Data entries
☆ ☆ ☆
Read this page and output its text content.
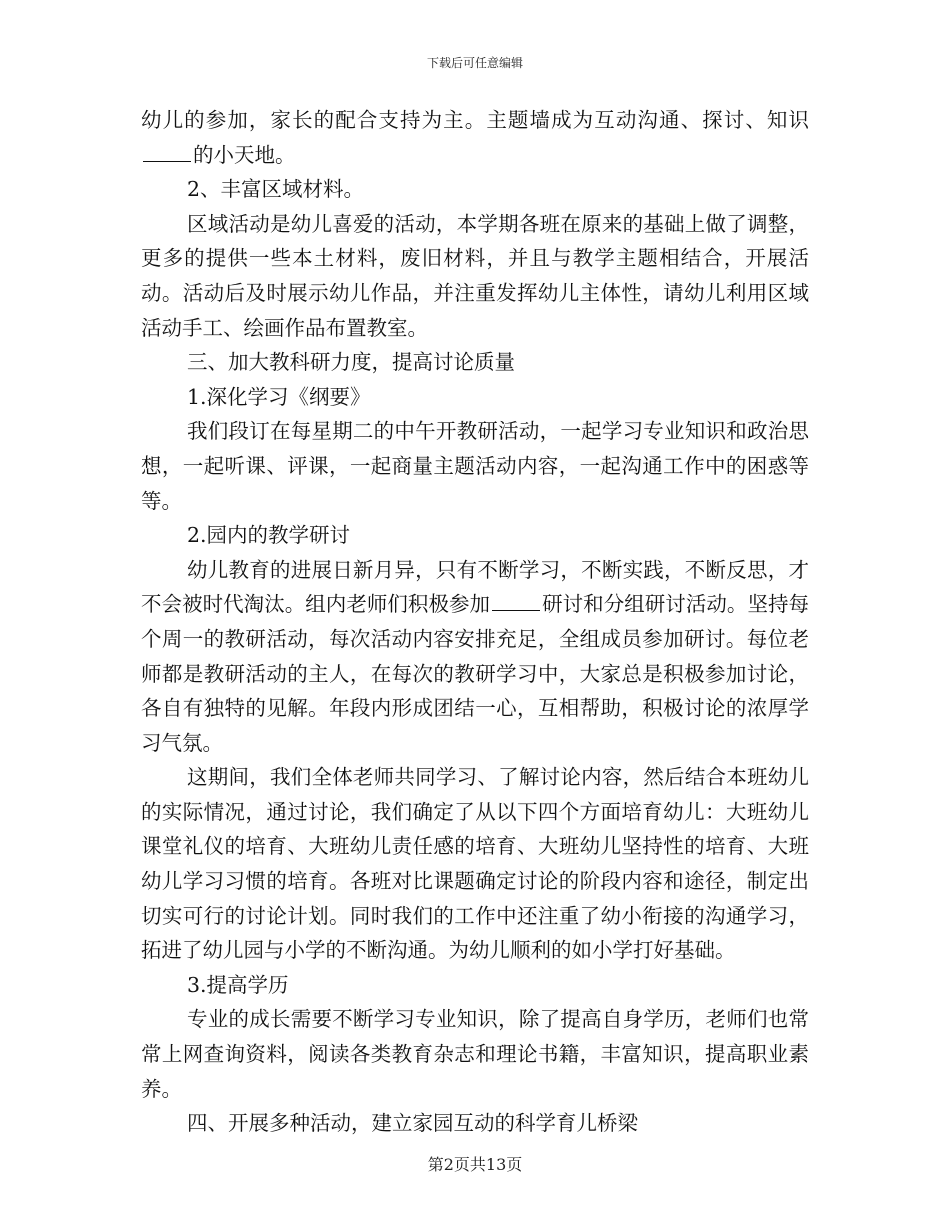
下载后可任意编辑

幼儿的参加，家长的配合支持为主。主题墙成为互动沟通、探讨、知识的小天地。

2、丰富区域材料。

区域活动是幼儿喜爱的活动，本学期各班在原来的基础上做了调整，更多的提供一些本土材料，废旧材料，并且与教学主题相结合，开展活动。活动后及时展示幼儿作品，并注重发挥幼儿主体性，请幼儿利用区域活动手工、绘画作品布置教室。

三、加大教科研力度，提高讨论质量

1.深化学习《纲要》

我们段订在每星期二的中午开教研活动，一起学习专业知识和政治思想，一起听课、评课，一起商量主题活动内容，一起沟通工作中的困惑等等。

2.园内的教学研讨

幼儿教育的进展日新月异，只有不断学习，不断实践，不断反思，才不会被时代淘汰。组内老师们积极参加	研讨和分组研讨活动。坚持每个周一的教研活动，每次活动内容安排充足，全组成员参加研讨。每位老师都是教研活动的主人，在每次的教研学习中，大家总是积极参加讨论，各自有独特的见解。年段内形成团结一心，互相帮助，积极讨论的浓厚学习气氛。

这期间，我们全体老师共同学习、了解讨论内容，然后结合本班幼儿的实际情况，通过讨论，我们确定了从以下四个方面培育幼儿：大班幼儿课堂礼仪的培育、大班幼儿责任感的培育、大班幼儿坚持性的培育、大班幼儿学习习惯的培育。各班对比课题确定讨论的阶段内容和途径，制定出切实可行的讨论计划。同时我们的工作中还注重了幼小衔接的沟通学习，拓进了幼儿园与小学的不断沟通。为幼儿顺利的如小学打好基础。

3.提高学历

专业的成长需要不断学习专业知识，除了提高自身学历，老师们也常常上网查询资料，阅读各类教育杂志和理论书籍，丰富知识，提高职业素养。

四、开展多种活动，建立家园互动的科学育儿桥梁

第2页共13页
☆ ☆ ☆
Quote each record exactly as it stands, minus the pictures.

Read this page and output its text content.
下载后可任意编辑

幼儿的参加，家长的配合支持为主。主题墙成为互动沟通、探讨、知识的小天地。

2、丰富区域材料。

区域活动是幼儿喜爱的活动，本学期各班在原来的基础上做了调整，更多的提供一些本土材料，废旧材料，并且与教学主题相结合，开展活动。活动后及时展示幼儿作品，并注重发挥幼儿主体性，请幼儿利用区域活动手工、绘画作品布置教室。

三、加大教科研力度，提高讨论质量

1.深化学习《纲要》

我们段订在每星期二的中午开教研活动，一起学习专业知识和政治思想，一起听课、评课，一起商量主题活动内容，一起沟通工作中的困惑等等。

2.园内的教学研讨

幼儿教育的进展日新月异，只有不断学习，不断实践，不断反思，才不会被时代淘汰。组内老师们积极参加	研讨和分组研讨活动。坚持每个周一的教研活动，每次活动内容安排充足，全组成员参加研讨。每位老师都是教研活动的主人，在每次的教研学习中，大家总是积极参加讨论，各自有独特的见解。年段内形成团结一心，互相帮助，积极讨论的浓厚学习气氛。

这期间，我们全体老师共同学习、了解讨论内容，然后结合本班幼儿的实际情况，通过讨论，我们确定了从以下四个方面培育幼儿：大班幼儿课堂礼仪的培育、大班幼儿责任感的培育、大班幼儿坚持性的培育、大班幼儿学习习惯的培育。各班对比课题确定讨论的阶段内容和途径，制定出切实可行的讨论计划。同时我们的工作中还注重了幼小衔接的沟通学习，拓进了幼儿园与小学的不断沟通。为幼儿顺利的如小学打好基础。

3.提高学历

专业的成长需要不断学习专业知识，除了提高自身学历，老师们也常常上网查询资料，阅读各类教育杂志和理论书籍，丰富知识，提高职业素养。

四、开展多种活动，建立家园互动的科学育儿桥梁

第2页共13页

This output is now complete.